Job: Examine the entries and show every line in which the word "monthly" is found.

Dataset excerpt:
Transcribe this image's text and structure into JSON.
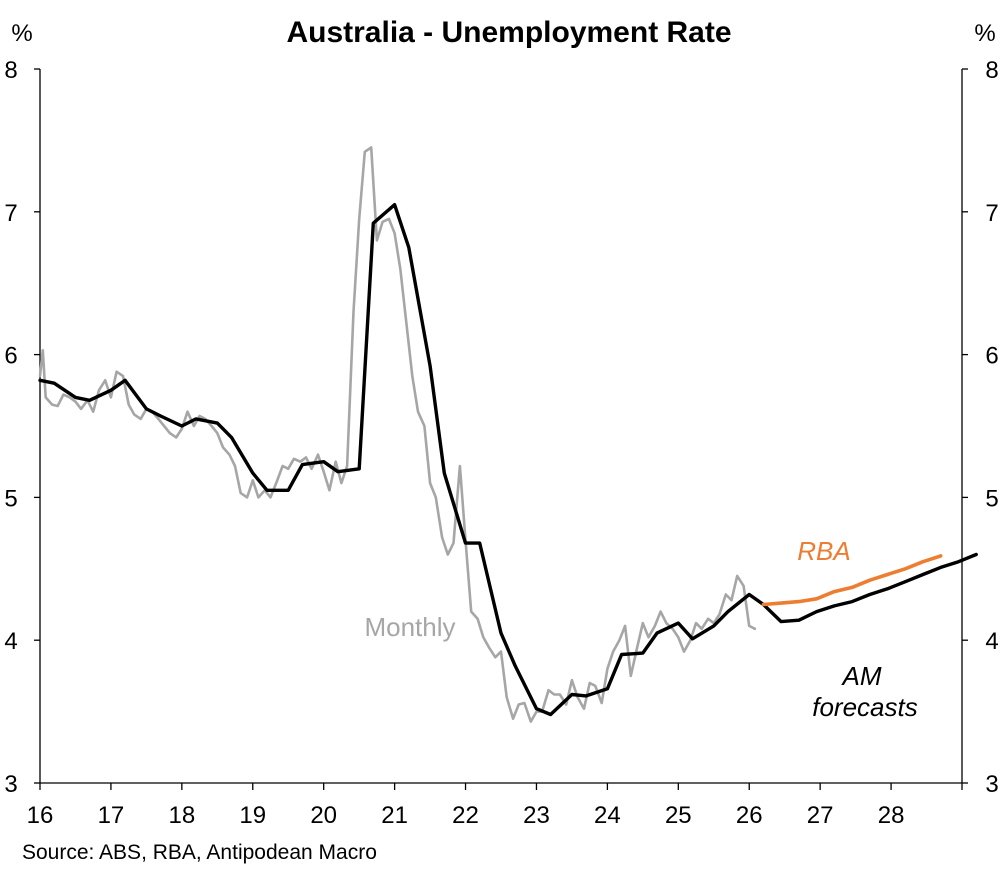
{
  "chart_data": {
    "type": "line",
    "title": "Australia - Unemployment Rate",
    "unit_left": "%",
    "unit_right": "%",
    "source": "Source: ABS, RBA, Antipodean Macro",
    "xlim": [
      2016,
      2029
    ],
    "ylim": [
      3,
      8
    ],
    "x_tick_labels": [
      "16",
      "17",
      "18",
      "19",
      "20",
      "21",
      "22",
      "23",
      "24",
      "25",
      "26",
      "27",
      "28"
    ],
    "y_tick_labels": [
      "3",
      "4",
      "5",
      "6",
      "7",
      "8"
    ],
    "grid": false,
    "annotations": {
      "monthly": "Monthly",
      "rba": "RBA",
      "am_line1": "AM",
      "am_line2": "forecasts"
    },
    "colors": {
      "quarterly": "#000000",
      "monthly": "#a6a6a6",
      "rba": "#ed7d31",
      "am": "#000000"
    },
    "series": [
      {
        "id": "monthly",
        "values": [
          [
            2016.0,
            5.85
          ],
          [
            2016.04,
            6.03
          ],
          [
            2016.08,
            5.7
          ],
          [
            2016.17,
            5.65
          ],
          [
            2016.25,
            5.64
          ],
          [
            2016.33,
            5.72
          ],
          [
            2016.42,
            5.7
          ],
          [
            2016.5,
            5.67
          ],
          [
            2016.58,
            5.62
          ],
          [
            2016.67,
            5.68
          ],
          [
            2016.75,
            5.6
          ],
          [
            2016.83,
            5.75
          ],
          [
            2016.92,
            5.82
          ],
          [
            2017.0,
            5.7
          ],
          [
            2017.08,
            5.88
          ],
          [
            2017.17,
            5.85
          ],
          [
            2017.25,
            5.65
          ],
          [
            2017.33,
            5.58
          ],
          [
            2017.42,
            5.55
          ],
          [
            2017.5,
            5.62
          ],
          [
            2017.58,
            5.6
          ],
          [
            2017.67,
            5.55
          ],
          [
            2017.75,
            5.5
          ],
          [
            2017.83,
            5.45
          ],
          [
            2017.92,
            5.42
          ],
          [
            2018.0,
            5.48
          ],
          [
            2018.08,
            5.6
          ],
          [
            2018.17,
            5.5
          ],
          [
            2018.25,
            5.57
          ],
          [
            2018.33,
            5.55
          ],
          [
            2018.42,
            5.5
          ],
          [
            2018.5,
            5.45
          ],
          [
            2018.58,
            5.35
          ],
          [
            2018.67,
            5.3
          ],
          [
            2018.75,
            5.22
          ],
          [
            2018.83,
            5.03
          ],
          [
            2018.92,
            5.0
          ],
          [
            2019.0,
            5.12
          ],
          [
            2019.08,
            5.0
          ],
          [
            2019.17,
            5.05
          ],
          [
            2019.25,
            5.0
          ],
          [
            2019.33,
            5.1
          ],
          [
            2019.42,
            5.22
          ],
          [
            2019.5,
            5.2
          ],
          [
            2019.58,
            5.27
          ],
          [
            2019.67,
            5.25
          ],
          [
            2019.75,
            5.28
          ],
          [
            2019.83,
            5.2
          ],
          [
            2019.92,
            5.3
          ],
          [
            2020.0,
            5.18
          ],
          [
            2020.08,
            5.05
          ],
          [
            2020.17,
            5.25
          ],
          [
            2020.25,
            5.1
          ],
          [
            2020.33,
            5.22
          ],
          [
            2020.42,
            6.3
          ],
          [
            2020.5,
            6.95
          ],
          [
            2020.58,
            7.42
          ],
          [
            2020.67,
            7.45
          ],
          [
            2020.75,
            6.8
          ],
          [
            2020.83,
            6.93
          ],
          [
            2020.92,
            6.95
          ],
          [
            2021.0,
            6.85
          ],
          [
            2021.08,
            6.6
          ],
          [
            2021.17,
            6.2
          ],
          [
            2021.25,
            5.85
          ],
          [
            2021.33,
            5.6
          ],
          [
            2021.42,
            5.5
          ],
          [
            2021.5,
            5.1
          ],
          [
            2021.58,
            5.0
          ],
          [
            2021.67,
            4.72
          ],
          [
            2021.75,
            4.6
          ],
          [
            2021.83,
            4.68
          ],
          [
            2021.92,
            5.22
          ],
          [
            2022.0,
            4.7
          ],
          [
            2022.08,
            4.2
          ],
          [
            2022.17,
            4.15
          ],
          [
            2022.25,
            4.02
          ],
          [
            2022.33,
            3.95
          ],
          [
            2022.42,
            3.88
          ],
          [
            2022.5,
            3.92
          ],
          [
            2022.58,
            3.6
          ],
          [
            2022.67,
            3.45
          ],
          [
            2022.75,
            3.55
          ],
          [
            2022.83,
            3.56
          ],
          [
            2022.92,
            3.43
          ],
          [
            2023.0,
            3.5
          ],
          [
            2023.08,
            3.5
          ],
          [
            2023.17,
            3.65
          ],
          [
            2023.25,
            3.62
          ],
          [
            2023.33,
            3.62
          ],
          [
            2023.42,
            3.55
          ],
          [
            2023.5,
            3.72
          ],
          [
            2023.58,
            3.6
          ],
          [
            2023.67,
            3.52
          ],
          [
            2023.75,
            3.7
          ],
          [
            2023.83,
            3.68
          ],
          [
            2023.92,
            3.56
          ],
          [
            2024.0,
            3.8
          ],
          [
            2024.08,
            3.92
          ],
          [
            2024.17,
            4.0
          ],
          [
            2024.25,
            4.1
          ],
          [
            2024.33,
            3.75
          ],
          [
            2024.42,
            3.95
          ],
          [
            2024.5,
            4.12
          ],
          [
            2024.58,
            4.02
          ],
          [
            2024.67,
            4.1
          ],
          [
            2024.75,
            4.2
          ],
          [
            2024.83,
            4.12
          ],
          [
            2024.92,
            4.08
          ],
          [
            2025.0,
            4.02
          ],
          [
            2025.08,
            3.92
          ],
          [
            2025.17,
            4.0
          ],
          [
            2025.25,
            4.12
          ],
          [
            2025.33,
            4.08
          ],
          [
            2025.42,
            4.15
          ],
          [
            2025.5,
            4.12
          ],
          [
            2025.58,
            4.18
          ],
          [
            2025.67,
            4.32
          ],
          [
            2025.75,
            4.28
          ],
          [
            2025.83,
            4.45
          ],
          [
            2025.92,
            4.38
          ],
          [
            2026.0,
            4.1
          ],
          [
            2026.08,
            4.08
          ]
        ]
      },
      {
        "id": "quarterly",
        "values": [
          [
            2016.0,
            5.82
          ],
          [
            2016.2,
            5.8
          ],
          [
            2016.5,
            5.7
          ],
          [
            2016.7,
            5.68
          ],
          [
            2017.0,
            5.75
          ],
          [
            2017.2,
            5.82
          ],
          [
            2017.5,
            5.62
          ],
          [
            2017.7,
            5.57
          ],
          [
            2018.0,
            5.5
          ],
          [
            2018.2,
            5.55
          ],
          [
            2018.5,
            5.52
          ],
          [
            2018.7,
            5.42
          ],
          [
            2019.0,
            5.17
          ],
          [
            2019.2,
            5.05
          ],
          [
            2019.5,
            5.05
          ],
          [
            2019.7,
            5.23
          ],
          [
            2020.0,
            5.25
          ],
          [
            2020.2,
            5.18
          ],
          [
            2020.5,
            5.2
          ],
          [
            2020.7,
            6.92
          ],
          [
            2021.0,
            7.05
          ],
          [
            2021.2,
            6.75
          ],
          [
            2021.5,
            5.92
          ],
          [
            2021.7,
            5.17
          ],
          [
            2022.0,
            4.68
          ],
          [
            2022.2,
            4.68
          ],
          [
            2022.5,
            4.05
          ],
          [
            2022.7,
            3.82
          ],
          [
            2023.0,
            3.52
          ],
          [
            2023.2,
            3.48
          ],
          [
            2023.5,
            3.62
          ],
          [
            2023.7,
            3.61
          ],
          [
            2024.0,
            3.66
          ],
          [
            2024.2,
            3.9
          ],
          [
            2024.5,
            3.91
          ],
          [
            2024.7,
            4.05
          ],
          [
            2025.0,
            4.12
          ],
          [
            2025.2,
            4.01
          ],
          [
            2025.5,
            4.1
          ],
          [
            2025.7,
            4.2
          ],
          [
            2026.0,
            4.32
          ],
          [
            2026.2,
            4.25
          ]
        ]
      },
      {
        "id": "am_forecasts",
        "values": [
          [
            2026.2,
            4.25
          ],
          [
            2026.45,
            4.13
          ],
          [
            2026.7,
            4.14
          ],
          [
            2026.95,
            4.2
          ],
          [
            2027.2,
            4.24
          ],
          [
            2027.45,
            4.27
          ],
          [
            2027.7,
            4.32
          ],
          [
            2027.95,
            4.36
          ],
          [
            2028.2,
            4.41
          ],
          [
            2028.45,
            4.46
          ],
          [
            2028.7,
            4.51
          ],
          [
            2028.95,
            4.55
          ],
          [
            2029.2,
            4.6
          ]
        ]
      },
      {
        "id": "rba",
        "values": [
          [
            2026.2,
            4.25
          ],
          [
            2026.45,
            4.26
          ],
          [
            2026.7,
            4.27
          ],
          [
            2026.95,
            4.29
          ],
          [
            2027.2,
            4.34
          ],
          [
            2027.45,
            4.37
          ],
          [
            2027.7,
            4.42
          ],
          [
            2027.95,
            4.46
          ],
          [
            2028.2,
            4.5
          ],
          [
            2028.45,
            4.55
          ],
          [
            2028.7,
            4.59
          ]
        ]
      }
    ]
  }
}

Task solution:
      "monthly": "Monthly",
      "monthly": "#a6a6a6",
        "id": "monthly",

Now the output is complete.